Exercise prompt:
Return the complete listing that follows, with each line reproduced exactly.

Provided information:
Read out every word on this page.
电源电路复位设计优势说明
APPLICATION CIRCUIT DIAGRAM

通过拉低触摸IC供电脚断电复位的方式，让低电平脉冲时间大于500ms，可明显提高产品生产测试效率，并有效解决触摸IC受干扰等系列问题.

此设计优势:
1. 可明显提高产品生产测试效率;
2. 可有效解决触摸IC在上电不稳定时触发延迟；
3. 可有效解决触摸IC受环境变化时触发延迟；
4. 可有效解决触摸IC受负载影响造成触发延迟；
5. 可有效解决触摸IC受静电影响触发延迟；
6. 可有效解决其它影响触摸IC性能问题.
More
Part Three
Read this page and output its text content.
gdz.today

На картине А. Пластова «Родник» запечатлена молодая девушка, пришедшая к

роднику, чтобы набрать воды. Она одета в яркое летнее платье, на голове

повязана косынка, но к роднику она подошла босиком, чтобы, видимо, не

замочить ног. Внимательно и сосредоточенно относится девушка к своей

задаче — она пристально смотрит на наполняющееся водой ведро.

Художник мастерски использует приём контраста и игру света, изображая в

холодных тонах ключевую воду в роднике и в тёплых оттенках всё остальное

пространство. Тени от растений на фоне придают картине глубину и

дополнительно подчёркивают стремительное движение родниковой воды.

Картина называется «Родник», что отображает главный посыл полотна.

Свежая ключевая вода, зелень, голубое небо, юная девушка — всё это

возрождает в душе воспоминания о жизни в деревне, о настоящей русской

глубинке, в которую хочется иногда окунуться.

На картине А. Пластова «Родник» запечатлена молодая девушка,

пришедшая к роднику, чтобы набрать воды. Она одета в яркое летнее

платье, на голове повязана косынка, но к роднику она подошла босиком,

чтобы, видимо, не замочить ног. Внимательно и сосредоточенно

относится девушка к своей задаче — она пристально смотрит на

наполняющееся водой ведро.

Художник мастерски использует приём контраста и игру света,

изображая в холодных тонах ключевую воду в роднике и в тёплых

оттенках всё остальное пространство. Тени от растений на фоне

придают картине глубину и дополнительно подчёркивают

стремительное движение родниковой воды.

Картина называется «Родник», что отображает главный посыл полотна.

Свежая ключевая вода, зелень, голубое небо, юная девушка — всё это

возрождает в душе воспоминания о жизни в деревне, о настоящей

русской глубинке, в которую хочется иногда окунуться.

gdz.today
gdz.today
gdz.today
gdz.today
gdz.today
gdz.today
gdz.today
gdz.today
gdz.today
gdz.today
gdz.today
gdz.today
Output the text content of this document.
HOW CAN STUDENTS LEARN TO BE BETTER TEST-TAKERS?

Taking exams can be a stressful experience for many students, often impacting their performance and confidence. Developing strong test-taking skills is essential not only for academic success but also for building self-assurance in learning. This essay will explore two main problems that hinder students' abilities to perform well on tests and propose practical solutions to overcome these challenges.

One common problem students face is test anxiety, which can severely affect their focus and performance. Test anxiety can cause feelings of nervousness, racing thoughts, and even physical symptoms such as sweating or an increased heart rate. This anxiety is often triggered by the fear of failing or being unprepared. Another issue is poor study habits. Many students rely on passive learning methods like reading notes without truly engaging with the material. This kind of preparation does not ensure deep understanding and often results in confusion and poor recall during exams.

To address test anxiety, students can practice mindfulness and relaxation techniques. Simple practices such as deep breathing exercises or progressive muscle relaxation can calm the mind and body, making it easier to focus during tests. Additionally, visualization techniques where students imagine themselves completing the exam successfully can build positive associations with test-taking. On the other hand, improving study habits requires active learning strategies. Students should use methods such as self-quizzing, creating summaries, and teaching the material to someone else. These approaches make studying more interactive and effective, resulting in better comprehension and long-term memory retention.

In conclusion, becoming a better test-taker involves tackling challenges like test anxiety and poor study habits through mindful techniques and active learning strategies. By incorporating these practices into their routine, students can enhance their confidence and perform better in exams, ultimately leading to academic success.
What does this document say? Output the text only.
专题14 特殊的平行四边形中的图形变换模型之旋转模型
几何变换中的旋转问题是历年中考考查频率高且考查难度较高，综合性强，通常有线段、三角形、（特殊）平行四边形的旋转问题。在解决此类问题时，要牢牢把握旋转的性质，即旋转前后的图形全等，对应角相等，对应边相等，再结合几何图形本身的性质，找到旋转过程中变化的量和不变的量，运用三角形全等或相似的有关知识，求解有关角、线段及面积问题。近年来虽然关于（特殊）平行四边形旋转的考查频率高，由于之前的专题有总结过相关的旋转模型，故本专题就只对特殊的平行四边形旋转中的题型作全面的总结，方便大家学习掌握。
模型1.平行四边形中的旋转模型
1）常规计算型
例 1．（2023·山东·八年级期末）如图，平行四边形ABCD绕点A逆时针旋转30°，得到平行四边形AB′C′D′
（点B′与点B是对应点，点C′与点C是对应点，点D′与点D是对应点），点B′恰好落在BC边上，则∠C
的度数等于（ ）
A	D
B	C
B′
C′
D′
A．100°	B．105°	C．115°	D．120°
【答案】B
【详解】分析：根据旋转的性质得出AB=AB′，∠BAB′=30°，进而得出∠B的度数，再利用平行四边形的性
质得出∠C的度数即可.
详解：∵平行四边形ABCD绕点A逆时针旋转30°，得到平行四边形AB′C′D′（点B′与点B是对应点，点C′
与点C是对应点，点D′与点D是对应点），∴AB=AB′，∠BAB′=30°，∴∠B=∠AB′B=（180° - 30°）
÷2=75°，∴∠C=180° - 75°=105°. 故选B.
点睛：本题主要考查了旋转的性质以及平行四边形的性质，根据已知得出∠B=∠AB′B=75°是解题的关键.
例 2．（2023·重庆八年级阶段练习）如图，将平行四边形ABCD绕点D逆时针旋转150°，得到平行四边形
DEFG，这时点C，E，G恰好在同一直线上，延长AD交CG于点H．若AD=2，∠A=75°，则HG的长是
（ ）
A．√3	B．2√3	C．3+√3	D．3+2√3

Task result:
Read out every word on this page.
电源电路复位设计优势说明
APPLICATION CIRCUIT DIAGRAM

通过拉低触摸IC供电脚断电复位的方式，让低电平脉冲时间大于500ms，可明显提高产品生产测试效率，并有效解决触摸IC受干扰等系列问题.

此设计优势:
1. 可明显提高产品生产测试效率;
2. 可有效解决触摸IC在上电不稳定时触发延迟；
3. 可有效解决触摸IC受环境变化时触发延迟；
4. 可有效解决触摸IC受负载影响造成触发延迟；
5. 可有效解决触摸IC受静电影响触发延迟；
6. 可有效解决其它影响触摸IC性能问题.
More
Part Three
Read this page and output its text content.
gdz.today

На картине А. Пластова «Родник» запечатлена молодая девушка, пришедшая к

роднику, чтобы набрать воды. Она одета в яркое летнее платье, на голове

повязана косынка, но к роднику она подошла босиком, чтобы, видимо, не

замочить ног. Внимательно и сосредоточенно относится девушка к своей

задаче — она пристально смотрит на наполняющееся водой ведро.

Художник мастерски использует приём контраста и игру света, изображая в

холодных тонах ключевую воду в роднике и в тёплых оттенках всё остальное

пространство. Тени от растений на фоне придают картине глубину и

дополнительно подчёркивают стремительное движение родниковой воды.

Картина называется «Родник», что отображает главный посыл полотна.

Свежая ключевая вода, зелень, голубое небо, юная девушка — всё это

возрождает в душе воспоминания о жизни в деревне, о настоящей русской

глубинке, в которую хочется иногда окунуться.

На картине А. Пластова «Родник» запечатлена молодая девушка,

пришедшая к роднику, чтобы набрать воды. Она одета в яркое летнее

платье, на голове повязана косынка, но к роднику она подошла босиком,

чтобы, видимо, не замочить ног. Внимательно и сосредоточенно

относится девушка к своей задаче — она пристально смотрит на

наполняющееся водой ведро.

Художник мастерски использует приём контраста и игру света,

изображая в холодных тонах ключевую воду в роднике и в тёплых

оттенках всё остальное пространство. Тени от растений на фоне

придают картине глубину и дополнительно подчёркивают

стремительное движение родниковой воды.

Картина называется «Родник», что отображает главный посыл полотна.

Свежая ключевая вода, зелень, голубое небо, юная девушка — всё это

возрождает в душе воспоминания о жизни в деревне, о настоящей

русской глубинке, в которую хочется иногда окунуться.

gdz.today
gdz.today
gdz.today
gdz.today
gdz.today
gdz.today
gdz.today
gdz.today
gdz.today
gdz.today
gdz.today
gdz.today
Output the text content of this document.
HOW CAN STUDENTS LEARN TO BE BETTER TEST-TAKERS?

Taking exams can be a stressful experience for many students, often impacting their performance and confidence. Developing strong test-taking skills is essential not only for academic success but also for building self-assurance in learning. This essay will explore two main problems that hinder students' abilities to perform well on tests and propose practical solutions to overcome these challenges.

One common problem students face is test anxiety, which can severely affect their focus and performance. Test anxiety can cause feelings of nervousness, racing thoughts, and even physical symptoms such as sweating or an increased heart rate. This anxiety is often triggered by the fear of failing or being unprepared. Another issue is poor study habits. Many students rely on passive learning methods like reading notes without truly engaging with the material. This kind of preparation does not ensure deep understanding and often results in confusion and poor recall during exams.

To address test anxiety, students can practice mindfulness and relaxation techniques. Simple practices such as deep breathing exercises or progressive muscle relaxation can calm the mind and body, making it easier to focus during tests. Additionally, visualization techniques where students imagine themselves completing the exam successfully can build positive associations with test-taking. On the other hand, improving study habits requires active learning strategies. Students should use methods such as self-quizzing, creating summaries, and teaching the material to someone else. These approaches make studying more interactive and effective, resulting in better comprehension and long-term memory retention.

In conclusion, becoming a better test-taker involves tackling challenges like test anxiety and poor study habits through mindful techniques and active learning strategies. By incorporating these practices into their routine, students can enhance their confidence and perform better in exams, ultimately leading to academic success.
What does this document say? Output the text only.
专题14 特殊的平行四边形中的图形变换模型之旋转模型
几何变换中的旋转问题是历年中考考查频率高且考查难度较高，综合性强，通常有线段、三角形、（特殊）平行四边形的旋转问题。在解决此类问题时，要牢牢把握旋转的性质，即旋转前后的图形全等，对应角相等，对应边相等，再结合几何图形本身的性质，找到旋转过程中变化的量和不变的量，运用三角形全等或相似的有关知识，求解有关角、线段及面积问题。近年来虽然关于（特殊）平行四边形旋转的考查频率高，由于之前的专题有总结过相关的旋转模型，故本专题就只对特殊的平行四边形旋转中的题型作全面的总结，方便大家学习掌握。
模型1.平行四边形中的旋转模型
1）常规计算型
例 1．（2023·山东·八年级期末）如图，平行四边形ABCD绕点A逆时针旋转30°，得到平行四边形AB′C′D′
（点B′与点B是对应点，点C′与点C是对应点，点D′与点D是对应点），点B′恰好落在BC边上，则∠C
的度数等于（ ）
A	D
B	C
B′
C′
D′
A．100°	B．105°	C．115°	D．120°
【答案】B
【详解】分析：根据旋转的性质得出AB=AB′，∠BAB′=30°，进而得出∠B的度数，再利用平行四边形的性
质得出∠C的度数即可.
详解：∵平行四边形ABCD绕点A逆时针旋转30°，得到平行四边形AB′C′D′（点B′与点B是对应点，点C′
与点C是对应点，点D′与点D是对应点），∴AB=AB′，∠BAB′=30°，∴∠B=∠AB′B=（180° - 30°）
÷2=75°，∴∠C=180° - 75°=105°. 故选B.
点睛：本题主要考查了旋转的性质以及平行四边形的性质，根据已知得出∠B=∠AB′B=75°是解题的关键.
例 2．（2023·重庆八年级阶段练习）如图，将平行四边形ABCD绕点D逆时针旋转150°，得到平行四边形
DEFG，这时点C，E，G恰好在同一直线上，延长AD交CG于点H．若AD=2，∠A=75°，则HG的长是
（ ）
A．√3	B．2√3	C．3+√3	D．3+2√3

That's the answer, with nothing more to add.